RECORDED DATA:
* START *

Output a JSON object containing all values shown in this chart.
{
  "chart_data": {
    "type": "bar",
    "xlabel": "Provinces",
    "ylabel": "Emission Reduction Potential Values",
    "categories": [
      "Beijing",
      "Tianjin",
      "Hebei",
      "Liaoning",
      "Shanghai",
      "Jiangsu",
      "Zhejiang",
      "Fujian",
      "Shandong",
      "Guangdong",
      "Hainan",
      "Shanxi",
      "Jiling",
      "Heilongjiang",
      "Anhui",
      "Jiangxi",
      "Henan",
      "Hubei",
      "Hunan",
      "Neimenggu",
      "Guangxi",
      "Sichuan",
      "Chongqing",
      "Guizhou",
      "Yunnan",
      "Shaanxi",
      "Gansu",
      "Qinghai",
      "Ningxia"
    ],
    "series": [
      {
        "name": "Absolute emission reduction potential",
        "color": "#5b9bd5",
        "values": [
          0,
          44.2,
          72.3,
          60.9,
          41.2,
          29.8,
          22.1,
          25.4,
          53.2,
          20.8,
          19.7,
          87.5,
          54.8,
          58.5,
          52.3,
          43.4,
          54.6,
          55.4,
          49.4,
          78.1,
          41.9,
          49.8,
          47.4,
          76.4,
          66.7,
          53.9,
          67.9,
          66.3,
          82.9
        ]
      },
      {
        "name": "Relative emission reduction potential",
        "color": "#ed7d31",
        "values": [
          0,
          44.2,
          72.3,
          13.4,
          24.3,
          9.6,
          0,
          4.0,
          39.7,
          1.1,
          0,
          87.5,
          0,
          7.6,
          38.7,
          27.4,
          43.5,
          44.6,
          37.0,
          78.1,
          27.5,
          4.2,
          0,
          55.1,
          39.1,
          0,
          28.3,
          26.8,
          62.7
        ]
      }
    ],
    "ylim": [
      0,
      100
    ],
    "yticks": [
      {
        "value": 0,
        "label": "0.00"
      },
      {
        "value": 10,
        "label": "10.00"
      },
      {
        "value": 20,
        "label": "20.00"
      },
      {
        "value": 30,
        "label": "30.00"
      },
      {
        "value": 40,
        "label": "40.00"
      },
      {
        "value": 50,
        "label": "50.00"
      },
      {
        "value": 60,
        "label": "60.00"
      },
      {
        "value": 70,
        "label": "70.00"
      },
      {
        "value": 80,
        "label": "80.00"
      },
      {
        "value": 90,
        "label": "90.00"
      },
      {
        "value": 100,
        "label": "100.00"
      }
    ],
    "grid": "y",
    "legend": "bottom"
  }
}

* END *

EXERCISE DETAILS:
In full and verbatim, repeat the records given above.

TASK OUTPUT:
Output a JSON object containing all values shown in this chart.
{
  "chart_data": {
    "type": "bar",
    "xlabel": "Provinces",
    "ylabel": "Emission Reduction Potential Values",
    "categories": [
      "Beijing",
      "Tianjin",
      "Hebei",
      "Liaoning",
      "Shanghai",
      "Jiangsu",
      "Zhejiang",
      "Fujian",
      "Shandong",
      "Guangdong",
      "Hainan",
      "Shanxi",
      "Jiling",
      "Heilongjiang",
      "Anhui",
      "Jiangxi",
      "Henan",
      "Hubei",
      "Hunan",
      "Neimenggu",
      "Guangxi",
      "Sichuan",
      "Chongqing",
      "Guizhou",
      "Yunnan",
      "Shaanxi",
      "Gansu",
      "Qinghai",
      "Ningxia"
    ],
    "series": [
      {
        "name": "Absolute emission reduction potential",
        "color": "#5b9bd5",
        "values": [
          0,
          44.2,
          72.3,
          60.9,
          41.2,
          29.8,
          22.1,
          25.4,
          53.2,
          20.8,
          19.7,
          87.5,
          54.8,
          58.5,
          52.3,
          43.4,
          54.6,
          55.4,
          49.4,
          78.1,
          41.9,
          49.8,
          47.4,
          76.4,
          66.7,
          53.9,
          67.9,
          66.3,
          82.9
        ]
      },
      {
        "name": "Relative emission reduction potential",
        "color": "#ed7d31",
        "values": [
          0,
          44.2,
          72.3,
          13.4,
          24.3,
          9.6,
          0,
          4.0,
          39.7,
          1.1,
          0,
          87.5,
          0,
          7.6,
          38.7,
          27.4,
          43.5,
          44.6,
          37.0,
          78.1,
          27.5,
          4.2,
          0,
          55.1,
          39.1,
          0,
          28.3,
          26.8,
          62.7
        ]
      }
    ],
    "ylim": [
      0,
      100
    ],
    "yticks": [
      {
        "value": 0,
        "label": "0.00"
      },
      {
        "value": 10,
        "label": "10.00"
      },
      {
        "value": 20,
        "label": "20.00"
      },
      {
        "value": 30,
        "label": "30.00"
      },
      {
        "value": 40,
        "label": "40.00"
      },
      {
        "value": 50,
        "label": "50.00"
      },
      {
        "value": 60,
        "label": "60.00"
      },
      {
        "value": 70,
        "label": "70.00"
      },
      {
        "value": 80,
        "label": "80.00"
      },
      {
        "value": 90,
        "label": "90.00"
      },
      {
        "value": 100,
        "label": "100.00"
      }
    ],
    "grid": "y",
    "legend": "bottom"
  }
}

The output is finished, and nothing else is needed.